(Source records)
+ + +

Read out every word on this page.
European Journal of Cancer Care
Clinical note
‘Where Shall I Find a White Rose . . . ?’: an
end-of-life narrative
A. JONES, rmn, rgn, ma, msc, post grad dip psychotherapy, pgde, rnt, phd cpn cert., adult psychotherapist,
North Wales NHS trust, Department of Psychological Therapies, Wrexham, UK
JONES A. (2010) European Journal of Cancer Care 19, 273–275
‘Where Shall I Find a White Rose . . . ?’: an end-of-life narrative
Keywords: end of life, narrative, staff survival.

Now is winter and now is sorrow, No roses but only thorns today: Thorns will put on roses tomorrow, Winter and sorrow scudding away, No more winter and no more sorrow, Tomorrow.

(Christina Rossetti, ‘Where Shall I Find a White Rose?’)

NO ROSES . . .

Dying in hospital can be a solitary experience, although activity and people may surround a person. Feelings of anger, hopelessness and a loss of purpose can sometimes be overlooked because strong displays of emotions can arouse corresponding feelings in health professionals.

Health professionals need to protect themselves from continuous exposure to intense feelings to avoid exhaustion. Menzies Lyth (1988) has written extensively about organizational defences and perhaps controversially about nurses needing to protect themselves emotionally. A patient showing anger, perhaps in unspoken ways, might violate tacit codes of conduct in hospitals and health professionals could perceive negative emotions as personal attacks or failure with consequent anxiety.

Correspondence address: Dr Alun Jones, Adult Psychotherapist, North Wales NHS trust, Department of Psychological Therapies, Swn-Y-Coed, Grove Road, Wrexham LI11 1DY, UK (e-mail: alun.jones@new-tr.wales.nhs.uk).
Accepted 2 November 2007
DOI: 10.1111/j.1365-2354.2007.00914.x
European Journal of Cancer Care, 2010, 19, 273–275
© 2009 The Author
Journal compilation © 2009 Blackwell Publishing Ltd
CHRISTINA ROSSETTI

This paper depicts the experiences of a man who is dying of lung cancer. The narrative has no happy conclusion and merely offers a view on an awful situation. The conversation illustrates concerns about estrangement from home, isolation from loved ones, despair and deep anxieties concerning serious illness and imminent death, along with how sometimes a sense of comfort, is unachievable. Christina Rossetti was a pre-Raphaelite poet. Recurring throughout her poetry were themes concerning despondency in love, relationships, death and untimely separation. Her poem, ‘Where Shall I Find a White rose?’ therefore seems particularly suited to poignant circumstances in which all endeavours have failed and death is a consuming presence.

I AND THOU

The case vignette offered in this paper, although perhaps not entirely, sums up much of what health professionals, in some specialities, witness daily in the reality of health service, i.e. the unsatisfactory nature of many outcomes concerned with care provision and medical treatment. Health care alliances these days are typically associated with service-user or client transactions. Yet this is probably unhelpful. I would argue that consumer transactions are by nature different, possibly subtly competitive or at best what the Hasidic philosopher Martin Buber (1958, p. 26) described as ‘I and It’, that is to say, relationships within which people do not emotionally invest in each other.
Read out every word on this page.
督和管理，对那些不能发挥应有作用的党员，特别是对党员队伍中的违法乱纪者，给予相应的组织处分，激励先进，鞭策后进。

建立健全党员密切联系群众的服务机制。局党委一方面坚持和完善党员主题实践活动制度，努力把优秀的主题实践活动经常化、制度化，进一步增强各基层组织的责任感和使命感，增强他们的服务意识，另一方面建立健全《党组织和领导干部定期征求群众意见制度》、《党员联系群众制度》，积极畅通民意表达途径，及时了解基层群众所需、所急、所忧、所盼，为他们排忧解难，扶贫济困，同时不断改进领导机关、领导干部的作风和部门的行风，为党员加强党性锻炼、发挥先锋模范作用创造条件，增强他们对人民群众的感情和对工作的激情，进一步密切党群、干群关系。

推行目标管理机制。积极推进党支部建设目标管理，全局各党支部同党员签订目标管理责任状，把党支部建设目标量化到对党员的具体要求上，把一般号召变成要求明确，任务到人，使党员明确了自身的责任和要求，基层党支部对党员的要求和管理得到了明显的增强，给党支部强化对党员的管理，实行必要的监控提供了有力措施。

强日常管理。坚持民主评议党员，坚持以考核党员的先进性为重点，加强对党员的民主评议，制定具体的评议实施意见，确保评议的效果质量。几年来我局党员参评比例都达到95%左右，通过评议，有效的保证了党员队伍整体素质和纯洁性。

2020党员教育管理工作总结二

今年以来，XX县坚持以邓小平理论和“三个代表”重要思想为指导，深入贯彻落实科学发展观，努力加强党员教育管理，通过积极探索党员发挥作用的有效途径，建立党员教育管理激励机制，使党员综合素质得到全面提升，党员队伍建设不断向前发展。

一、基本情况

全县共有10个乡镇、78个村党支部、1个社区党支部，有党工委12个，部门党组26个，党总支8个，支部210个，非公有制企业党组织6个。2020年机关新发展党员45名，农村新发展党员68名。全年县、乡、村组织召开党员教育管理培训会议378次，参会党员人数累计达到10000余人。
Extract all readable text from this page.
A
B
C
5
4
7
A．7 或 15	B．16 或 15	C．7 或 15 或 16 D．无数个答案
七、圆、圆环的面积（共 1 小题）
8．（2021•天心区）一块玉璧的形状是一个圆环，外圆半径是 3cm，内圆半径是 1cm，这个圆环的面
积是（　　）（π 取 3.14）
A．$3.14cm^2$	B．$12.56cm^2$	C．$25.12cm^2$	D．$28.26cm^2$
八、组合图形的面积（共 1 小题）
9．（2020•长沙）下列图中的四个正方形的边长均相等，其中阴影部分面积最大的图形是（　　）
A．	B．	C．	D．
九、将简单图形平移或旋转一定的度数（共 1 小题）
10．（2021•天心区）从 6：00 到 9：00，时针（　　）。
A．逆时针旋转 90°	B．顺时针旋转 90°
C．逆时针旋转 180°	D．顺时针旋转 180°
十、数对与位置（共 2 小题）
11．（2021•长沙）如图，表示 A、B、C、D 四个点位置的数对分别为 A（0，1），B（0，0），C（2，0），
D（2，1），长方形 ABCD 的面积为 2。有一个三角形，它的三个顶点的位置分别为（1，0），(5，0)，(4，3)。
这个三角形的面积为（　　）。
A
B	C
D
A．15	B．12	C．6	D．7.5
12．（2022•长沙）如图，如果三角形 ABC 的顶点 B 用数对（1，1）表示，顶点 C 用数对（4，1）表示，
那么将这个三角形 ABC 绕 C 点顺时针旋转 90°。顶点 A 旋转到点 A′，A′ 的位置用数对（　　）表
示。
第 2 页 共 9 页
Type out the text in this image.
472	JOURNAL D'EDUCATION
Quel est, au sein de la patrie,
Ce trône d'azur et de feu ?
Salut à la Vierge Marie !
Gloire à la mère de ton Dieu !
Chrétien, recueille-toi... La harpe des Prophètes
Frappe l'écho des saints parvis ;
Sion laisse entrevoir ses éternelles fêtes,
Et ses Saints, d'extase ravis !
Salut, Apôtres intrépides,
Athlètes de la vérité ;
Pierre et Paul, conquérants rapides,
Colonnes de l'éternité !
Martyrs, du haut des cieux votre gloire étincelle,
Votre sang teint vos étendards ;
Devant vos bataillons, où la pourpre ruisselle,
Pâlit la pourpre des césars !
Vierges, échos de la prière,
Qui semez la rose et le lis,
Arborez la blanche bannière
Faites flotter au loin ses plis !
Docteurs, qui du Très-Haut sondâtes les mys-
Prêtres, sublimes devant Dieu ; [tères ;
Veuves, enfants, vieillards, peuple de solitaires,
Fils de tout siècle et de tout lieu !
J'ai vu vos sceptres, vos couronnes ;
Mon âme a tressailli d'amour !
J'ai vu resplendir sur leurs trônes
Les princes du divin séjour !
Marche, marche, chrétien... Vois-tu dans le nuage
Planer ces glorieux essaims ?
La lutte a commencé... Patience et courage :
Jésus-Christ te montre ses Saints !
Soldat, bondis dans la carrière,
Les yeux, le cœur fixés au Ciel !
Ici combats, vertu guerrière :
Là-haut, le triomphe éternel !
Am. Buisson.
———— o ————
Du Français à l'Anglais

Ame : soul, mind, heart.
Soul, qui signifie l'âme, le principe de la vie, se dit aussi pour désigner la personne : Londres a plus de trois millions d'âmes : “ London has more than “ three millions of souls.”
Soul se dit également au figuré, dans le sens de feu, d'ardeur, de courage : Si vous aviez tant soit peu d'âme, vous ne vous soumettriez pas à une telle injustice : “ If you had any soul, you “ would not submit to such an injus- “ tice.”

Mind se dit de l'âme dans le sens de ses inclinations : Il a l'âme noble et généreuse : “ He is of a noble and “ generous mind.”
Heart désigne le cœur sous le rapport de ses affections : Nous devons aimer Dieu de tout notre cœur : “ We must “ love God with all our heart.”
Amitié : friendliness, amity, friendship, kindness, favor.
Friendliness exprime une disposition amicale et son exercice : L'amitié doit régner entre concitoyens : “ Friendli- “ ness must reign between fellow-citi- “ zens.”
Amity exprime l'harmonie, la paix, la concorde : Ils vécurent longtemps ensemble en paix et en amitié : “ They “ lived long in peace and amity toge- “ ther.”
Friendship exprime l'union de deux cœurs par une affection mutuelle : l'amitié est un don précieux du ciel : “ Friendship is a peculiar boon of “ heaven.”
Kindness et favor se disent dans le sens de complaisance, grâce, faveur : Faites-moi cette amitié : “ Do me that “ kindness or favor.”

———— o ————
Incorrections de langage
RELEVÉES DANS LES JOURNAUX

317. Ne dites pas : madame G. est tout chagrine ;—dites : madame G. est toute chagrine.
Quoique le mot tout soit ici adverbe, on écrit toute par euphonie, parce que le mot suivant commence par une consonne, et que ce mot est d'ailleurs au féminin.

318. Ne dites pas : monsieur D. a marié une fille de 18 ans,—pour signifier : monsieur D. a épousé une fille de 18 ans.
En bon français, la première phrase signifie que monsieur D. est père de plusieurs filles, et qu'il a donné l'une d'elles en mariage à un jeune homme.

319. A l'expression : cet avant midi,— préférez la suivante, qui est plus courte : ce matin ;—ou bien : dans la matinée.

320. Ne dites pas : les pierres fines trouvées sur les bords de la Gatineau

+ + +

Goal:
Collect every line above that contains the word "Wrexham".

Finished answer:
North Wales NHS trust, Department of Psychological Therapies, Wrexham, UK
Correspondence address: Dr Alun Jones, Adult Psychotherapist, North Wales NHS trust, Department of Psychological Therapies, Swn-Y-Coed, Grove Road, Wrexham LI11 1DY, UK (e-mail: alun.jones@new-tr.wales.nhs.uk).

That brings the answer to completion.